[The request] Where a line contains the string "JSON", copy that line.

(Raw records)
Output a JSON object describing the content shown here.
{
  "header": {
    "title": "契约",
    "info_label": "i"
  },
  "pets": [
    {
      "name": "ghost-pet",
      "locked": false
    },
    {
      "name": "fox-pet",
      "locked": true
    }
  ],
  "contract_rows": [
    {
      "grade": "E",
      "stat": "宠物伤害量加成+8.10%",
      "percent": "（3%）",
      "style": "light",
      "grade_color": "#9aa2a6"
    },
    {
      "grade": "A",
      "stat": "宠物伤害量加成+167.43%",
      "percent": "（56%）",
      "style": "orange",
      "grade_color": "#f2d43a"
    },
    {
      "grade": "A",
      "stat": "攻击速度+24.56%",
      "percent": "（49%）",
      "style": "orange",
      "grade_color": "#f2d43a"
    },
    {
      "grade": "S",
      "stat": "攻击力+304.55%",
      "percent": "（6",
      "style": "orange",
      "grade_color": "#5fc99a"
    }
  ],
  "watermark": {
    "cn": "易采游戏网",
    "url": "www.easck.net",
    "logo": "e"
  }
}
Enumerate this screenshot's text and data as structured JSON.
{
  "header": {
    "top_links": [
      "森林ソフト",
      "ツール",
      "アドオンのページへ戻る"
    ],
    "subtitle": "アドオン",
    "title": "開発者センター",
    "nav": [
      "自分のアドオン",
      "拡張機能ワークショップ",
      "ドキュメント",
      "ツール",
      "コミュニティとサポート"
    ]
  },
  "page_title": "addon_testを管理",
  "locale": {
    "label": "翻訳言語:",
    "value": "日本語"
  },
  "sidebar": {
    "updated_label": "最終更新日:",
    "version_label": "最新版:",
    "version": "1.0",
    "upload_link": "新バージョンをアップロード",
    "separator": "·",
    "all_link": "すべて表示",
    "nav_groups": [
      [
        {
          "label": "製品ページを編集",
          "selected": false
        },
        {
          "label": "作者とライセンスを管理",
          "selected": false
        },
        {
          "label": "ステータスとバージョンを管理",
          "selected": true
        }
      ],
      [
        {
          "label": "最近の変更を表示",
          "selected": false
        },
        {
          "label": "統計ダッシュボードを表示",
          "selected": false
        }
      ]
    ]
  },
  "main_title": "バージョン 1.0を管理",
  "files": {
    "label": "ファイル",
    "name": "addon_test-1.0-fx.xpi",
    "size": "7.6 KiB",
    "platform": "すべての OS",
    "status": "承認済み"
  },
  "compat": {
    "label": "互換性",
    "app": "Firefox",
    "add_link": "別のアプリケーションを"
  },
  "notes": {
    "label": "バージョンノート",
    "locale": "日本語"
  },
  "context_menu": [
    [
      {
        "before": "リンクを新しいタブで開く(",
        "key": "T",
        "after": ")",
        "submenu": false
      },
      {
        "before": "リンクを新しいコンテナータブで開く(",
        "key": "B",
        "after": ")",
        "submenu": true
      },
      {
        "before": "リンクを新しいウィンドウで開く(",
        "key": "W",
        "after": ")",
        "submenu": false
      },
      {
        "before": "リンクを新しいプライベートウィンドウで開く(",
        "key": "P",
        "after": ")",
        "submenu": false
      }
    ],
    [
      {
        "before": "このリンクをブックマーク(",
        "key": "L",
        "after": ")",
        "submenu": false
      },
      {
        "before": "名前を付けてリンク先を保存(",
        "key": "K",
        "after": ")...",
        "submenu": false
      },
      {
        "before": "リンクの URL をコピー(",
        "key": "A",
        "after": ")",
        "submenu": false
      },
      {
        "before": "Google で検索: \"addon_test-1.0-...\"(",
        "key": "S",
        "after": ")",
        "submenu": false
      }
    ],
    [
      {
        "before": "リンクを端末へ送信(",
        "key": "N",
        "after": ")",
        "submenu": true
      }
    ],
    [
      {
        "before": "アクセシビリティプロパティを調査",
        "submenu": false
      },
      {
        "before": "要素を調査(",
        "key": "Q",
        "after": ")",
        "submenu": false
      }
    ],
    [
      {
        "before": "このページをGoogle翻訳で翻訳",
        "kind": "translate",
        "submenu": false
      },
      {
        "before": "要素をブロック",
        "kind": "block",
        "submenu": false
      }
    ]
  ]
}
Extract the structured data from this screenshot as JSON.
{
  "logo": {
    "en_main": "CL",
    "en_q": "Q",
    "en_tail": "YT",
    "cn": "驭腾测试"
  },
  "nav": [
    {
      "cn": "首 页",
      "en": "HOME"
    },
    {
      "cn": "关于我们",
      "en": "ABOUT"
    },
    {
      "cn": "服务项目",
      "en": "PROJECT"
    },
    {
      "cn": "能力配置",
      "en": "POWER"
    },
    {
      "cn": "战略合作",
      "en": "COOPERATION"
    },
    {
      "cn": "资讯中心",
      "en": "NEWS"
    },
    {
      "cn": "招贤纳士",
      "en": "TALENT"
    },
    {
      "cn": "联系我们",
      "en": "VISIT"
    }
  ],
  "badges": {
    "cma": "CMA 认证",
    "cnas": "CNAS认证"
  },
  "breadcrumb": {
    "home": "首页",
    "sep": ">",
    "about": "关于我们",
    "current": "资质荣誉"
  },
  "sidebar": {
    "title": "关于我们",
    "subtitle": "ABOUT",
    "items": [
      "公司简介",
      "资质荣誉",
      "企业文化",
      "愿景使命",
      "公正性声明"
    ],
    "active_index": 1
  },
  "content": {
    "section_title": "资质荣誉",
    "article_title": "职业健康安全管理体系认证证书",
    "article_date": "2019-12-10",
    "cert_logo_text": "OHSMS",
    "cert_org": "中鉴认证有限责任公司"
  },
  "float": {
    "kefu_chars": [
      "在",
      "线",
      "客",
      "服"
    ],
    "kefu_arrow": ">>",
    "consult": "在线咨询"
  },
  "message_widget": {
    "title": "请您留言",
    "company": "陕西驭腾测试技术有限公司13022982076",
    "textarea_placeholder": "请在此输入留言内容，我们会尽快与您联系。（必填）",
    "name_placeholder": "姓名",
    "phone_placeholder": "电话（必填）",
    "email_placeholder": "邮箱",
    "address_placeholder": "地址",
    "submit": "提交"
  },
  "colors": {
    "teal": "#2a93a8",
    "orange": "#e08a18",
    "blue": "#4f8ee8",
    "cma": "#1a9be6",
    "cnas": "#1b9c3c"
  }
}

[Answer to this problem]
Output a JSON object describing the content shown here.
Enumerate this screenshot's text and data as structured JSON.
Extract the structured data from this screenshot as JSON.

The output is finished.